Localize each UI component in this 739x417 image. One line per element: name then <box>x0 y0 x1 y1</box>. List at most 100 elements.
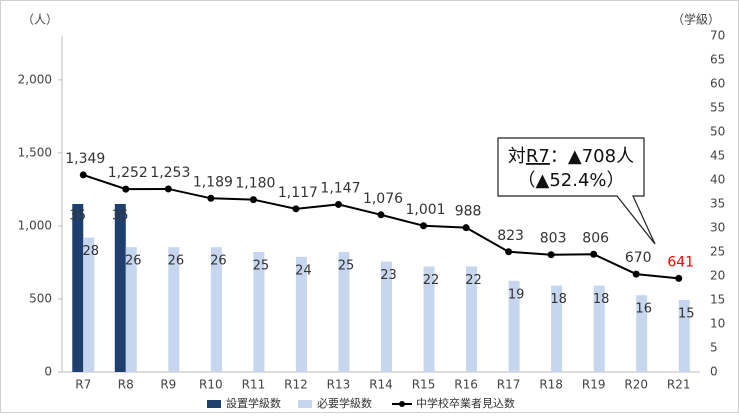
bar-value-label: 26 <box>210 254 227 269</box>
x-tick-label: R17 <box>497 378 521 392</box>
callout-box <box>497 137 656 245</box>
y2-tick-label: 35 <box>710 197 725 211</box>
line-point <box>377 211 385 219</box>
bar-value-label: 25 <box>338 259 355 274</box>
line-point <box>334 200 342 208</box>
y2-tick-label: 10 <box>710 317 725 331</box>
y2-tick-label: 0 <box>710 365 718 379</box>
bar-value-label: 35 <box>69 209 86 224</box>
line-point <box>590 250 598 258</box>
y2-tick-label: 50 <box>710 125 725 139</box>
bar-value-label: 24 <box>295 263 312 278</box>
y2-axis-label: （学級） <box>672 12 720 27</box>
callout-line2: （▲52.4%） <box>517 170 624 191</box>
line-point <box>292 205 300 213</box>
line-value-label: 1,189 <box>193 174 233 190</box>
bar <box>114 204 126 372</box>
line-value-label: 988 <box>455 204 482 220</box>
x-tick-label: R11 <box>242 378 266 392</box>
bar <box>423 266 435 372</box>
line-value-label: 1,180 <box>235 176 275 192</box>
bar <box>508 280 520 372</box>
line-value-label: 670 <box>625 250 652 266</box>
line-value-label: 1,076 <box>363 191 403 207</box>
line-value-label: 1,001 <box>405 202 445 218</box>
callout-part: ：▲708人 <box>550 146 634 167</box>
line-value-label: 1,117 <box>278 185 318 201</box>
y2-tick-label: 15 <box>710 293 725 307</box>
bar <box>295 256 307 372</box>
legend-label: 設置学級数 <box>226 396 281 410</box>
bar <box>466 266 478 372</box>
bar <box>210 247 222 372</box>
line-value-label: 1,252 <box>108 165 148 181</box>
line-point <box>164 185 172 193</box>
bar <box>253 252 265 372</box>
x-tick-label: R19 <box>582 378 606 392</box>
y2-tick-label: 40 <box>710 173 725 187</box>
line-point <box>207 194 215 202</box>
x-tick-label: R8 <box>118 378 134 392</box>
line-point <box>462 224 470 232</box>
y-tick-label: 0 <box>44 365 52 379</box>
y-tick-label: 1,500 <box>18 145 52 159</box>
legend-swatch <box>399 401 405 407</box>
bar <box>338 252 350 372</box>
x-tick-label: R7 <box>75 378 91 392</box>
bar-value-label: 25 <box>253 259 270 274</box>
callout-line1: 対R7：▲708人 <box>508 146 634 167</box>
x-tick-label: R18 <box>539 378 563 392</box>
x-tick-label: R13 <box>327 378 351 392</box>
y-tick-label: 500 <box>29 291 52 305</box>
y2-tick-label: 20 <box>710 269 725 283</box>
bar-value-label: 22 <box>423 273 440 288</box>
bar-value-label: 26 <box>125 254 142 269</box>
bar-value-label: 15 <box>678 307 695 322</box>
bar <box>125 247 137 372</box>
bar <box>83 237 95 372</box>
callout-part: R7 <box>526 146 550 167</box>
bar-value-label: 26 <box>168 254 185 269</box>
bar-value-label: 16 <box>635 302 652 317</box>
line-point <box>675 274 683 282</box>
x-tick-label: R10 <box>199 378 223 392</box>
y-tick-label: 1,000 <box>18 218 52 232</box>
bar <box>381 261 392 372</box>
bar <box>551 285 563 372</box>
y2-tick-label: 45 <box>710 149 725 163</box>
legend-swatch <box>298 400 312 408</box>
x-tick-label: R20 <box>624 378 648 392</box>
x-tick-label: R16 <box>454 378 478 392</box>
line-value-label: 1,253 <box>150 165 190 181</box>
bar <box>72 204 84 372</box>
line-point <box>632 270 640 278</box>
line-point <box>505 248 513 256</box>
y2-tick-label: 30 <box>710 221 725 235</box>
legend-label: 必要学級数 <box>317 396 372 410</box>
x-tick-label: R14 <box>369 378 393 392</box>
y2-tick-label: 55 <box>710 101 725 115</box>
y2-tick-label: 70 <box>710 29 725 43</box>
line-value-label: 1,147 <box>320 180 360 196</box>
bar-value-label: 19 <box>508 287 525 302</box>
bar-value-label: 18 <box>593 292 610 307</box>
bar <box>636 295 648 372</box>
x-tick-label: R21 <box>667 378 691 392</box>
legend-label: 中学校卒業者見込数 <box>416 396 515 410</box>
line-value-label: 806 <box>582 230 609 246</box>
bar-value-label: 28 <box>82 244 99 259</box>
bar <box>168 247 180 372</box>
y-tick-label: 2,000 <box>18 72 52 86</box>
y2-tick-label: 65 <box>710 53 725 67</box>
line-point <box>79 171 87 179</box>
line-value-label: 641 <box>667 254 694 270</box>
x-tick-label: R12 <box>284 378 308 392</box>
line-value-label: 823 <box>497 228 524 244</box>
line-point <box>547 251 555 259</box>
legend-swatch <box>207 400 221 408</box>
bar <box>593 285 605 372</box>
y-axis-label: （人） <box>22 13 58 27</box>
line-point <box>420 222 428 230</box>
bar-value-label: 23 <box>380 268 397 283</box>
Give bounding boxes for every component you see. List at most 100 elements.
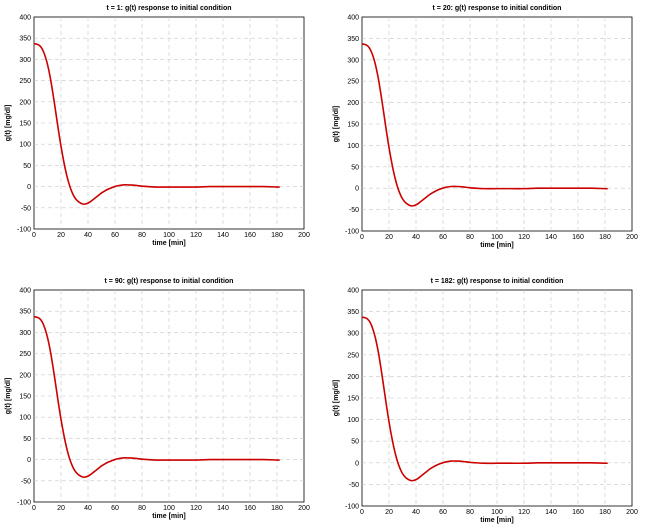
x-tick-label-4: 120 xyxy=(518,509,530,516)
y-tick-label-4: -100 xyxy=(345,504,359,511)
x-tick-label-3: 20 xyxy=(57,505,65,512)
y-tick-label-2: 300 xyxy=(347,57,359,64)
x-tick-label-4: 180 xyxy=(599,509,611,516)
y-tick-label-1: 150 xyxy=(19,121,31,128)
chart-title-1: t = 1: g(t) response to initial conditio… xyxy=(106,5,231,12)
x-tick-label-3: 120 xyxy=(190,505,202,512)
y-tick-label-2: 100 xyxy=(347,143,359,150)
series-line-1 xyxy=(33,42,280,205)
chart-panel-1: t = 1: g(t) response to initial conditio… xyxy=(5,5,310,247)
y-tick-label-1: 300 xyxy=(19,57,31,64)
y-tick-label-4: 150 xyxy=(347,396,359,403)
y-tick-label-4: 50 xyxy=(351,439,359,446)
x-tick-label-1: 60 xyxy=(111,232,119,239)
y-tick-label-1: 350 xyxy=(19,36,31,43)
y-tick-label-3: -50 xyxy=(21,478,31,485)
chart-title-4: t = 182: g(t) response to initial condit… xyxy=(431,278,564,285)
x-tick-label-2: 180 xyxy=(599,234,611,241)
y-tick-label-1: 50 xyxy=(23,163,31,170)
x-tick-label-1: 160 xyxy=(244,232,256,239)
x-tick-label-2: 200 xyxy=(626,234,638,241)
chart-panel-3: t = 90: g(t) response to initial conditi… xyxy=(5,278,310,520)
y-tick-label-2: 150 xyxy=(347,122,359,129)
y-tick-label-1: 0 xyxy=(27,184,31,191)
x-tick-label-1: 0 xyxy=(32,232,36,239)
y-tick-label-1: 100 xyxy=(19,142,31,149)
y-tick-label-4: 0 xyxy=(355,460,359,467)
y-axis-label-3: g(t) [mg/dl] xyxy=(5,378,12,415)
x-tick-label-1: 120 xyxy=(190,232,202,239)
y-tick-label-2: 250 xyxy=(347,79,359,86)
y-tick-label-4: 250 xyxy=(347,352,359,359)
x-tick-label-2: 60 xyxy=(439,234,447,241)
x-tick-label-4: 60 xyxy=(439,509,447,516)
x-tick-label-1: 200 xyxy=(298,232,310,239)
x-tick-label-3: 40 xyxy=(84,505,92,512)
y-tick-label-4: 100 xyxy=(347,417,359,424)
x-tick-label-2: 120 xyxy=(518,234,530,241)
y-axis-label-1: g(t) [mg/dl] xyxy=(5,105,12,142)
x-tick-label-3: 80 xyxy=(138,505,146,512)
x-tick-label-1: 140 xyxy=(217,232,229,239)
x-axis-label-3: time [min] xyxy=(152,513,185,520)
x-tick-label-3: 180 xyxy=(271,505,283,512)
x-tick-label-3: 140 xyxy=(217,505,229,512)
chart-title-2: t = 20: g(t) response to initial conditi… xyxy=(433,5,562,12)
x-tick-label-3: 100 xyxy=(163,505,175,512)
chart-title-3: t = 90: g(t) response to initial conditi… xyxy=(105,278,234,285)
y-tick-label-2: 350 xyxy=(347,36,359,43)
x-tick-label-2: 40 xyxy=(412,234,420,241)
y-tick-label-3: 0 xyxy=(27,457,31,464)
x-tick-label-3: 160 xyxy=(244,505,256,512)
y-tick-label-3: 200 xyxy=(19,372,31,379)
y-tick-label-1: 400 xyxy=(19,15,31,22)
y-tick-label-4: 200 xyxy=(347,374,359,381)
x-tick-label-4: 140 xyxy=(545,509,557,516)
chart-panel-4: t = 182: g(t) response to initial condit… xyxy=(333,278,638,524)
y-tick-label-1: 200 xyxy=(19,99,31,106)
x-tick-label-2: 160 xyxy=(572,234,584,241)
y-tick-label-4: 350 xyxy=(347,309,359,316)
x-tick-label-4: 0 xyxy=(360,509,364,516)
x-axis-label-2: time [min] xyxy=(480,242,513,249)
x-tick-label-2: 140 xyxy=(545,234,557,241)
x-axis-label-1: time [min] xyxy=(152,240,185,247)
x-tick-label-3: 60 xyxy=(111,505,119,512)
series-line-2 xyxy=(361,43,608,207)
x-tick-label-1: 80 xyxy=(138,232,146,239)
x-tick-label-4: 80 xyxy=(466,509,474,516)
x-tick-label-3: 200 xyxy=(298,505,310,512)
x-tick-label-1: 20 xyxy=(57,232,65,239)
y-tick-label-2: 400 xyxy=(347,15,359,22)
x-tick-label-1: 100 xyxy=(163,232,175,239)
x-tick-label-2: 0 xyxy=(360,234,364,241)
y-tick-label-3: 400 xyxy=(19,288,31,295)
x-axis-label-4: time [min] xyxy=(480,517,513,524)
x-tick-label-2: 100 xyxy=(491,234,503,241)
x-tick-label-1: 180 xyxy=(271,232,283,239)
series-line-3 xyxy=(33,315,280,478)
y-tick-label-2: -100 xyxy=(345,229,359,236)
y-tick-label-2: 0 xyxy=(355,186,359,193)
y-axis-label-4: g(t) [mg/dl] xyxy=(333,380,340,417)
x-tick-label-2: 20 xyxy=(385,234,393,241)
x-tick-label-4: 160 xyxy=(572,509,584,516)
y-tick-label-2: 50 xyxy=(351,164,359,171)
series-line-4 xyxy=(361,316,608,482)
x-tick-label-4: 20 xyxy=(385,509,393,516)
y-tick-label-3: -100 xyxy=(17,500,31,507)
y-tick-label-3: 50 xyxy=(23,436,31,443)
y-axis-label-2: g(t) [mg/dl] xyxy=(333,106,340,143)
y-tick-label-3: 100 xyxy=(19,415,31,422)
chart-panel-2: t = 20: g(t) response to initial conditi… xyxy=(333,5,638,249)
y-tick-label-2: 200 xyxy=(347,100,359,107)
y-tick-label-3: 300 xyxy=(19,330,31,337)
x-tick-label-4: 100 xyxy=(491,509,503,516)
y-tick-label-3: 150 xyxy=(19,394,31,401)
y-tick-label-4: 300 xyxy=(347,331,359,338)
x-tick-label-4: 40 xyxy=(412,509,420,516)
x-tick-label-4: 200 xyxy=(626,509,638,516)
x-tick-label-1: 40 xyxy=(84,232,92,239)
y-tick-label-2: -50 xyxy=(349,207,359,214)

[What to do] Show every line of the rows above that contains the string "chart", treating uppercase and lowercase as different.

[Written response]
chart-title-1: t = 1: g(t) response to initial conditio… xyxy=(106,5,231,12)
chart-panel-1: t = 1: g(t) response to initial conditio… xyxy=(5,5,310,247)
chart-title-4: t = 182: g(t) response to initial condit… xyxy=(431,278,564,285)
chart-panel-3: t = 90: g(t) response to initial conditi… xyxy=(5,278,310,520)
chart-title-2: t = 20: g(t) response to initial conditi… xyxy=(433,5,562,12)
chart-title-3: t = 90: g(t) response to initial conditi… xyxy=(105,278,234,285)
chart-panel-4: t = 182: g(t) response to initial condit… xyxy=(333,278,638,524)
chart-panel-2: t = 20: g(t) response to initial conditi… xyxy=(333,5,638,249)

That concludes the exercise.